_Task details_.
Reproduce the data below line for line, with nothing changed.

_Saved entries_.
* Start *

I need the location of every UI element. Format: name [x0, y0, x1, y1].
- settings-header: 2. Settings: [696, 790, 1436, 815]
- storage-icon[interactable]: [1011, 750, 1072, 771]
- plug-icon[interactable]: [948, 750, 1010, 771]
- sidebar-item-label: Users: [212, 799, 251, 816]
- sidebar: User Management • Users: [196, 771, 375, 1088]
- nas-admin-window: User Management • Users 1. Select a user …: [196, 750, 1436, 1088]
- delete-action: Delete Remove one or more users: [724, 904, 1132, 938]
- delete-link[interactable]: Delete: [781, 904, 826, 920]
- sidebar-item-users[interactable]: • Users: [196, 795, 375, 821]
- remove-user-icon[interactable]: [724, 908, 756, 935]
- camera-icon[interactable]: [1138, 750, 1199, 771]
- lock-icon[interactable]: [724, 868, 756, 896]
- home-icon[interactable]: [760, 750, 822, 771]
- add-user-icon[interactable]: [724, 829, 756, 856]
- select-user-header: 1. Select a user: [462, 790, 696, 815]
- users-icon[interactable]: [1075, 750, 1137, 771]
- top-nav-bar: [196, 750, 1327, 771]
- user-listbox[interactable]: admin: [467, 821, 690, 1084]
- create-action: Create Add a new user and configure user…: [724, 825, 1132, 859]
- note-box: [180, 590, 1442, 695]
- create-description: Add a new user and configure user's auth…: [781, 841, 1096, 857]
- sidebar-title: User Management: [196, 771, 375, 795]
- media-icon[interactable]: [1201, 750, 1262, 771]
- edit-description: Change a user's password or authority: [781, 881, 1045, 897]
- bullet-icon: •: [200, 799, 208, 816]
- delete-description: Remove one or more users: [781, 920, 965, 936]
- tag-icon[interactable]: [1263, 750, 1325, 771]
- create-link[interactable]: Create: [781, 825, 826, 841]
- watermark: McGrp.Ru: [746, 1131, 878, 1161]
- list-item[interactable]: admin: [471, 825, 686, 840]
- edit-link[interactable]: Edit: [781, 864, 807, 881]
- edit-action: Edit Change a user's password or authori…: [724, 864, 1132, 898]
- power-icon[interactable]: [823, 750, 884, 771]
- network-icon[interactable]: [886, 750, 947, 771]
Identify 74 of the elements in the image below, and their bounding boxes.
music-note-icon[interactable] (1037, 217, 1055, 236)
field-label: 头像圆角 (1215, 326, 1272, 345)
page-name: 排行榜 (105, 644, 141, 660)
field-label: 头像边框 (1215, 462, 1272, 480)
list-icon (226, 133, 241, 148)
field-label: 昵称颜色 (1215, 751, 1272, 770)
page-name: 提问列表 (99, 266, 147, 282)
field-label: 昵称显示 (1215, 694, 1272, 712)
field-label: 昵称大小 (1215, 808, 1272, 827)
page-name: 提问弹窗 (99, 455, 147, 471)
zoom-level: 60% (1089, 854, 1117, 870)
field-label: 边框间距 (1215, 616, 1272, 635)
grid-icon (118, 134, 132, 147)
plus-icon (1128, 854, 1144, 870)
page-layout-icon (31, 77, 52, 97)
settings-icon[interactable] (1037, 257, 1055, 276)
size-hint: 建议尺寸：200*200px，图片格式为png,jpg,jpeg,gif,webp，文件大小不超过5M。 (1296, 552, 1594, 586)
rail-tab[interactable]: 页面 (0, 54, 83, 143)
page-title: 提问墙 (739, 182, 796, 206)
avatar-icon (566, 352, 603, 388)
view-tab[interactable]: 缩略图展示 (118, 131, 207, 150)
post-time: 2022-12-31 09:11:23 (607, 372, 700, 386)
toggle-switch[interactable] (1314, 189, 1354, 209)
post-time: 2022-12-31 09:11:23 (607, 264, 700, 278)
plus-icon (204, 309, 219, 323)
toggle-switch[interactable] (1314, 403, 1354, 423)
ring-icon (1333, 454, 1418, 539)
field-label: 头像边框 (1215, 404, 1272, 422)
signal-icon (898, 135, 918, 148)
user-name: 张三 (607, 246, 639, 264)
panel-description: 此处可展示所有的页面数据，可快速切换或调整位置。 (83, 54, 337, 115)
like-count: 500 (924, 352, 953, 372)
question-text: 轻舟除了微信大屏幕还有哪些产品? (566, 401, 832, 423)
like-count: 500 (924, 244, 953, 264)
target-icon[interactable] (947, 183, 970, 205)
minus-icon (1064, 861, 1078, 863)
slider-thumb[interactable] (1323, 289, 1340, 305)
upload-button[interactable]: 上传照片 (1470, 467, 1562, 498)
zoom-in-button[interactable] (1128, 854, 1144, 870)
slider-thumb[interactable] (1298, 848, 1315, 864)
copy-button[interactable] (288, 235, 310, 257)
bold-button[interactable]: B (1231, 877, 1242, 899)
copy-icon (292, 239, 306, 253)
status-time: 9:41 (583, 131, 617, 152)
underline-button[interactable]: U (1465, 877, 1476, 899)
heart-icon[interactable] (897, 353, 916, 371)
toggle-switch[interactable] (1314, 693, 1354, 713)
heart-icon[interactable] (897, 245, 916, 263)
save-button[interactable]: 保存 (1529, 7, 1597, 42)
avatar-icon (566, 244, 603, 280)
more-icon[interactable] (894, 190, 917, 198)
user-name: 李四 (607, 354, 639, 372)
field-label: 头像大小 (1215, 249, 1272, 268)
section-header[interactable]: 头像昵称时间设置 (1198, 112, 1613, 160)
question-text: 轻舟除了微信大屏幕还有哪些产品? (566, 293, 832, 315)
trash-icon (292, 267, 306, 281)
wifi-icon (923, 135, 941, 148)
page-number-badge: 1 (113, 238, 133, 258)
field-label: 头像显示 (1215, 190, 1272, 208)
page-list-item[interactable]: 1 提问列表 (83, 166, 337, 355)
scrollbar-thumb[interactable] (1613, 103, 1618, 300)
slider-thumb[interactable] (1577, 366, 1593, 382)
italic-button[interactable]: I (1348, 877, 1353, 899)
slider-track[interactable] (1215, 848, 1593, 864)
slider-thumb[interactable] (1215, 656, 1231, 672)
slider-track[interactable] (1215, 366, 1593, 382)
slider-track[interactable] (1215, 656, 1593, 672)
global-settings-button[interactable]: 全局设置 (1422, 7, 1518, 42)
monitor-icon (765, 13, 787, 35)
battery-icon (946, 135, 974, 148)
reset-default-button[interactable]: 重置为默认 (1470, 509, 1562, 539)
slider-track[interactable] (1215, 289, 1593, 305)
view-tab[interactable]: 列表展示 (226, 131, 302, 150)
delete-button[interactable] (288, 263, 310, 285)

* End *

_The output_.
I need the location of every UI element. Format: name [x0, y0, x1, y1].
- settings-header: 2. Settings: [696, 790, 1436, 815]
- storage-icon[interactable]: [1011, 750, 1072, 771]
- plug-icon[interactable]: [948, 750, 1010, 771]
- sidebar-item-label: Users: [212, 799, 251, 816]
- sidebar: User Management • Users: [196, 771, 375, 1088]
- nas-admin-window: User Management • Users 1. Select a user …: [196, 750, 1436, 1088]
- delete-action: Delete Remove one or more users: [724, 904, 1132, 938]
- delete-link[interactable]: Delete: [781, 904, 826, 920]
- sidebar-item-users[interactable]: • Users: [196, 795, 375, 821]
- remove-user-icon[interactable]: [724, 908, 756, 935]
- camera-icon[interactable]: [1138, 750, 1199, 771]
- lock-icon[interactable]: [724, 868, 756, 896]
- home-icon[interactable]: [760, 750, 822, 771]
- add-user-icon[interactable]: [724, 829, 756, 856]
- select-user-header: 1. Select a user: [462, 790, 696, 815]
- users-icon[interactable]: [1075, 750, 1137, 771]
- top-nav-bar: [196, 750, 1327, 771]
- user-listbox[interactable]: admin: [467, 821, 690, 1084]
- create-action: Create Add a new user and configure user…: [724, 825, 1132, 859]
- note-box: [180, 590, 1442, 695]
- create-description: Add a new user and configure user's auth…: [781, 841, 1096, 857]
- sidebar-title: User Management: [196, 771, 375, 795]
- media-icon[interactable]: [1201, 750, 1262, 771]
- edit-description: Change a user's password or authority: [781, 881, 1045, 897]
- bullet-icon: •: [200, 799, 208, 816]
- delete-description: Remove one or more users: [781, 920, 965, 936]
- tag-icon[interactable]: [1263, 750, 1325, 771]
- create-link[interactable]: Create: [781, 825, 826, 841]
- watermark: McGrp.Ru: [746, 1131, 878, 1161]
- list-item[interactable]: admin: [471, 825, 686, 840]
- edit-link[interactable]: Edit: [781, 864, 807, 881]
- edit-action: Edit Change a user's password or authori…: [724, 864, 1132, 898]
- power-icon[interactable]: [823, 750, 884, 771]
- network-icon[interactable]: [886, 750, 947, 771]
Identify 74 of the elements in the image below, and their bounding boxes.
music-note-icon[interactable] (1037, 217, 1055, 236)
field-label: 头像圆角 (1215, 326, 1272, 345)
page-name: 排行榜 (105, 644, 141, 660)
field-label: 头像边框 (1215, 462, 1272, 480)
list-icon (226, 133, 241, 148)
field-label: 昵称颜色 (1215, 751, 1272, 770)
page-name: 提问列表 (99, 266, 147, 282)
field-label: 昵称显示 (1215, 694, 1272, 712)
field-label: 昵称大小 (1215, 808, 1272, 827)
page-name: 提问弹窗 (99, 455, 147, 471)
zoom-level: 60% (1089, 854, 1117, 870)
field-label: 边框间距 (1215, 616, 1272, 635)
grid-icon (118, 134, 132, 147)
plus-icon (1128, 854, 1144, 870)
page-layout-icon (31, 77, 52, 97)
settings-icon[interactable] (1037, 257, 1055, 276)
size-hint: 建议尺寸：200*200px，图片格式为png,jpg,jpeg,gif,webp，文件大小不超过5M。 (1296, 552, 1594, 586)
rail-tab[interactable]: 页面 (0, 54, 83, 143)
page-title: 提问墙 (739, 182, 796, 206)
avatar-icon (566, 352, 603, 388)
view-tab[interactable]: 缩略图展示 (118, 131, 207, 150)
post-time: 2022-12-31 09:11:23 (607, 372, 700, 386)
toggle-switch[interactable] (1314, 189, 1354, 209)
post-time: 2022-12-31 09:11:23 (607, 264, 700, 278)
plus-icon (204, 309, 219, 323)
toggle-switch[interactable] (1314, 403, 1354, 423)
ring-icon (1333, 454, 1418, 539)
field-label: 头像边框 (1215, 404, 1272, 422)
signal-icon (898, 135, 918, 148)
user-name: 张三 (607, 246, 639, 264)
panel-description: 此处可展示所有的页面数据，可快速切换或调整位置。 (83, 54, 337, 115)
like-count: 500 (924, 352, 953, 372)
question-text: 轻舟除了微信大屏幕还有哪些产品? (566, 401, 832, 423)
like-count: 500 (924, 244, 953, 264)
target-icon[interactable] (947, 183, 970, 205)
minus-icon (1064, 861, 1078, 863)
slider-thumb[interactable] (1323, 289, 1340, 305)
upload-button[interactable]: 上传照片 (1470, 467, 1562, 498)
zoom-in-button[interactable] (1128, 854, 1144, 870)
slider-thumb[interactable] (1298, 848, 1315, 864)
copy-button[interactable] (288, 235, 310, 257)
bold-button[interactable]: B (1231, 877, 1242, 899)
copy-icon (292, 239, 306, 253)
status-time: 9:41 (583, 131, 617, 152)
underline-button[interactable]: U (1465, 877, 1476, 899)
heart-icon[interactable] (897, 353, 916, 371)
toggle-switch[interactable] (1314, 693, 1354, 713)
heart-icon[interactable] (897, 245, 916, 263)
save-button[interactable]: 保存 (1529, 7, 1597, 42)
avatar-icon (566, 244, 603, 280)
more-icon[interactable] (894, 190, 917, 198)
user-name: 李四 (607, 354, 639, 372)
field-label: 头像大小 (1215, 249, 1272, 268)
section-header[interactable]: 头像昵称时间设置 (1198, 112, 1613, 160)
question-text: 轻舟除了微信大屏幕还有哪些产品? (566, 293, 832, 315)
trash-icon (292, 267, 306, 281)
wifi-icon (923, 135, 941, 148)
page-number-badge: 1 (113, 238, 133, 258)
field-label: 头像显示 (1215, 190, 1272, 208)
page-list-item[interactable]: 1 提问列表 (83, 166, 337, 355)
scrollbar-thumb[interactable] (1613, 103, 1618, 300)
slider-thumb[interactable] (1577, 366, 1593, 382)
italic-button[interactable]: I (1348, 877, 1353, 899)
slider-track[interactable] (1215, 848, 1593, 864)
slider-thumb[interactable] (1215, 656, 1231, 672)
slider-track[interactable] (1215, 366, 1593, 382)
slider-track[interactable] (1215, 656, 1593, 672)
global-settings-button[interactable]: 全局设置 (1422, 7, 1518, 42)
monitor-icon (765, 13, 787, 35)
battery-icon (946, 135, 974, 148)
reset-default-button[interactable]: 重置为默认 (1470, 509, 1562, 539)
slider-track[interactable] (1215, 289, 1593, 305)
view-tab[interactable]: 列表展示 (226, 131, 302, 150)
delete-button[interactable] (288, 263, 310, 285)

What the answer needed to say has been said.